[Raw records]
---
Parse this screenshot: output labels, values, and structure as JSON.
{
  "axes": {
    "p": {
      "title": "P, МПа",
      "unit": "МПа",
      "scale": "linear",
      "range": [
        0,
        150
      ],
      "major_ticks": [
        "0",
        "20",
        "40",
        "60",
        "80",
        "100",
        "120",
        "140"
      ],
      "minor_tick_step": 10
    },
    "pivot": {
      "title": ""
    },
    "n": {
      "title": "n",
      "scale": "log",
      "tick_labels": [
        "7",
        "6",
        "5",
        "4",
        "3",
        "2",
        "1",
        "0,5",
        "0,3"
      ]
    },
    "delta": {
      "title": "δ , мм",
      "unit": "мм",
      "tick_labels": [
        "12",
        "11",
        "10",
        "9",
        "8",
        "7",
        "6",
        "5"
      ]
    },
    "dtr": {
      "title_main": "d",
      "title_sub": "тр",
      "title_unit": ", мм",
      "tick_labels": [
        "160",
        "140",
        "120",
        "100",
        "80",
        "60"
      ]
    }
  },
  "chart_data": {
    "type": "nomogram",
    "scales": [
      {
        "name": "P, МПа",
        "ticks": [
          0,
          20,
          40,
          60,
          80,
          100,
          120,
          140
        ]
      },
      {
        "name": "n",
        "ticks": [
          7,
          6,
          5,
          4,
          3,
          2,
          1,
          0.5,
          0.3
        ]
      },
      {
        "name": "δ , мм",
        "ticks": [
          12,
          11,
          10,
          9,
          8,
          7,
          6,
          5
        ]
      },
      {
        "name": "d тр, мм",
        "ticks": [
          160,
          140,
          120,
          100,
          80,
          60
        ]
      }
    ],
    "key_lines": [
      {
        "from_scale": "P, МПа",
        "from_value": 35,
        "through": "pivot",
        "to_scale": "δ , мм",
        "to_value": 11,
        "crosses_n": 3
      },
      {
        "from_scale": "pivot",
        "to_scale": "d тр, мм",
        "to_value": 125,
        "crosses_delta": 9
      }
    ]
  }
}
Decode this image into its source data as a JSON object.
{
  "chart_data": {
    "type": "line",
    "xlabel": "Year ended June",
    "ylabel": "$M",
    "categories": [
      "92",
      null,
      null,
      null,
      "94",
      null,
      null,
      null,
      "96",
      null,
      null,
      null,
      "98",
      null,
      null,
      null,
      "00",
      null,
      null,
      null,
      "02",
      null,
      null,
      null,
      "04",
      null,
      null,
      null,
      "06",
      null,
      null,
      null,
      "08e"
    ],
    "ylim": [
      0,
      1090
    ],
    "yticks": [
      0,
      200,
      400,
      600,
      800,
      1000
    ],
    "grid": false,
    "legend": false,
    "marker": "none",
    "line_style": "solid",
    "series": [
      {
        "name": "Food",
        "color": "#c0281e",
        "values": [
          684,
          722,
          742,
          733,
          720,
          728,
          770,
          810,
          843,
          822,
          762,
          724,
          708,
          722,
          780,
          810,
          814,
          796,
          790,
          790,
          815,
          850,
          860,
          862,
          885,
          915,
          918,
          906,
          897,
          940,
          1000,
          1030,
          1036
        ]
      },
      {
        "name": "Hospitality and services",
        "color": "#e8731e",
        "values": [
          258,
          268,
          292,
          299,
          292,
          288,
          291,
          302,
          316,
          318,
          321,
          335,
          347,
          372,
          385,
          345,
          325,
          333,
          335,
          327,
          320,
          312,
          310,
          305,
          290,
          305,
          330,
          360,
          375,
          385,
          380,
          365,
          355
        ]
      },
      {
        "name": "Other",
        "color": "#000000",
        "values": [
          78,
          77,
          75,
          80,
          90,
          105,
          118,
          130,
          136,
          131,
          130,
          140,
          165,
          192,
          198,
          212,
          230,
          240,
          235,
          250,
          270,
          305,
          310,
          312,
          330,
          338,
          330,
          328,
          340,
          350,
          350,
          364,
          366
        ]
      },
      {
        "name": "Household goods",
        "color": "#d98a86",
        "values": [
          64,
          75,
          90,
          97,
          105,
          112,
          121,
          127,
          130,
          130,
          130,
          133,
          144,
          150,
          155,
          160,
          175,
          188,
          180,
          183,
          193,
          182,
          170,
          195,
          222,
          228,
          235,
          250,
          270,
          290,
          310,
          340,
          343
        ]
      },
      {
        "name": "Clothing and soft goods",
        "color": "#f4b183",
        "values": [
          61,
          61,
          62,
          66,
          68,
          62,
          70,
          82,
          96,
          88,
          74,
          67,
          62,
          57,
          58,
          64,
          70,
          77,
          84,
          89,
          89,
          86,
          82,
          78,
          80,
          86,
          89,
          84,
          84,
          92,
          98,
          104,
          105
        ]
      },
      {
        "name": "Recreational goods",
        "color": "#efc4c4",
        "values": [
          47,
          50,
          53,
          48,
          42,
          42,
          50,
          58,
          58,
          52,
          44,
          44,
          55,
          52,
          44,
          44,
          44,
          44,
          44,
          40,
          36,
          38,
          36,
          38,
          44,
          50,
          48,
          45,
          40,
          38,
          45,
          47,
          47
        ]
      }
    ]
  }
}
---
Give the entries again in full, exactly as they are written.

_Task answer_.
Parse this screenshot: output labels, values, and structure as JSON.
{
  "axes": {
    "p": {
      "title": "P, МПа",
      "unit": "МПа",
      "scale": "linear",
      "range": [
        0,
        150
      ],
      "major_ticks": [
        "0",
        "20",
        "40",
        "60",
        "80",
        "100",
        "120",
        "140"
      ],
      "minor_tick_step": 10
    },
    "pivot": {
      "title": ""
    },
    "n": {
      "title": "n",
      "scale": "log",
      "tick_labels": [
        "7",
        "6",
        "5",
        "4",
        "3",
        "2",
        "1",
        "0,5",
        "0,3"
      ]
    },
    "delta": {
      "title": "δ , мм",
      "unit": "мм",
      "tick_labels": [
        "12",
        "11",
        "10",
        "9",
        "8",
        "7",
        "6",
        "5"
      ]
    },
    "dtr": {
      "title_main": "d",
      "title_sub": "тр",
      "title_unit": ", мм",
      "tick_labels": [
        "160",
        "140",
        "120",
        "100",
        "80",
        "60"
      ]
    }
  },
  "chart_data": {
    "type": "nomogram",
    "scales": [
      {
        "name": "P, МПа",
        "ticks": [
          0,
          20,
          40,
          60,
          80,
          100,
          120,
          140
        ]
      },
      {
        "name": "n",
        "ticks": [
          7,
          6,
          5,
          4,
          3,
          2,
          1,
          0.5,
          0.3
        ]
      },
      {
        "name": "δ , мм",
        "ticks": [
          12,
          11,
          10,
          9,
          8,
          7,
          6,
          5
        ]
      },
      {
        "name": "d тр, мм",
        "ticks": [
          160,
          140,
          120,
          100,
          80,
          60
        ]
      }
    ],
    "key_lines": [
      {
        "from_scale": "P, МПа",
        "from_value": 35,
        "through": "pivot",
        "to_scale": "δ , мм",
        "to_value": 11,
        "crosses_n": 3
      },
      {
        "from_scale": "pivot",
        "to_scale": "d тр, мм",
        "to_value": 125,
        "crosses_delta": 9
      }
    ]
  }
}
Decode this image into its source data as a JSON object.
{
  "chart_data": {
    "type": "line",
    "xlabel": "Year ended June",
    "ylabel": "$M",
    "categories": [
      "92",
      null,
      null,
      null,
      "94",
      null,
      null,
      null,
      "96",
      null,
      null,
      null,
      "98",
      null,
      null,
      null,
      "00",
      null,
      null,
      null,
      "02",
      null,
      null,
      null,
      "04",
      null,
      null,
      null,
      "06",
      null,
      null,
      null,
      "08e"
    ],
    "ylim": [
      0,
      1090
    ],
    "yticks": [
      0,
      200,
      400,
      600,
      800,
      1000
    ],
    "grid": false,
    "legend": false,
    "marker": "none",
    "line_style": "solid",
    "series": [
      {
        "name": "Food",
        "color": "#c0281e",
        "values": [
          684,
          722,
          742,
          733,
          720,
          728,
          770,
          810,
          843,
          822,
          762,
          724,
          708,
          722,
          780,
          810,
          814,
          796,
          790,
          790,
          815,
          850,
          860,
          862,
          885,
          915,
          918,
          906,
          897,
          940,
          1000,
          1030,
          1036
        ]
      },
      {
        "name": "Hospitality and services",
        "color": "#e8731e",
        "values": [
          258,
          268,
          292,
          299,
          292,
          288,
          291,
          302,
          316,
          318,
          321,
          335,
          347,
          372,
          385,
          345,
          325,
          333,
          335,
          327,
          320,
          312,
          310,
          305,
          290,
          305,
          330,
          360,
          375,
          385,
          380,
          365,
          355
        ]
      },
      {
        "name": "Other",
        "color": "#000000",
        "values": [
          78,
          77,
          75,
          80,
          90,
          105,
          118,
          130,
          136,
          131,
          130,
          140,
          165,
          192,
          198,
          212,
          230,
          240,
          235,
          250,
          270,
          305,
          310,
          312,
          330,
          338,
          330,
          328,
          340,
          350,
          350,
          364,
          366
        ]
      },
      {
        "name": "Household goods",
        "color": "#d98a86",
        "values": [
          64,
          75,
          90,
          97,
          105,
          112,
          121,
          127,
          130,
          130,
          130,
          133,
          144,
          150,
          155,
          160,
          175,
          188,
          180,
          183,
          193,
          182,
          170,
          195,
          222,
          228,
          235,
          250,
          270,
          290,
          310,
          340,
          343
        ]
      },
      {
        "name": "Clothing and soft goods",
        "color": "#f4b183",
        "values": [
          61,
          61,
          62,
          66,
          68,
          62,
          70,
          82,
          96,
          88,
          74,
          67,
          62,
          57,
          58,
          64,
          70,
          77,
          84,
          89,
          89,
          86,
          82,
          78,
          80,
          86,
          89,
          84,
          84,
          92,
          98,
          104,
          105
        ]
      },
      {
        "name": "Recreational goods",
        "color": "#efc4c4",
        "values": [
          47,
          50,
          53,
          48,
          42,
          42,
          50,
          58,
          58,
          52,
          44,
          44,
          55,
          52,
          44,
          44,
          44,
          44,
          44,
          40,
          36,
          38,
          36,
          38,
          44,
          50,
          48,
          45,
          40,
          38,
          45,
          47,
          47
        ]
      }
    ]
  }
}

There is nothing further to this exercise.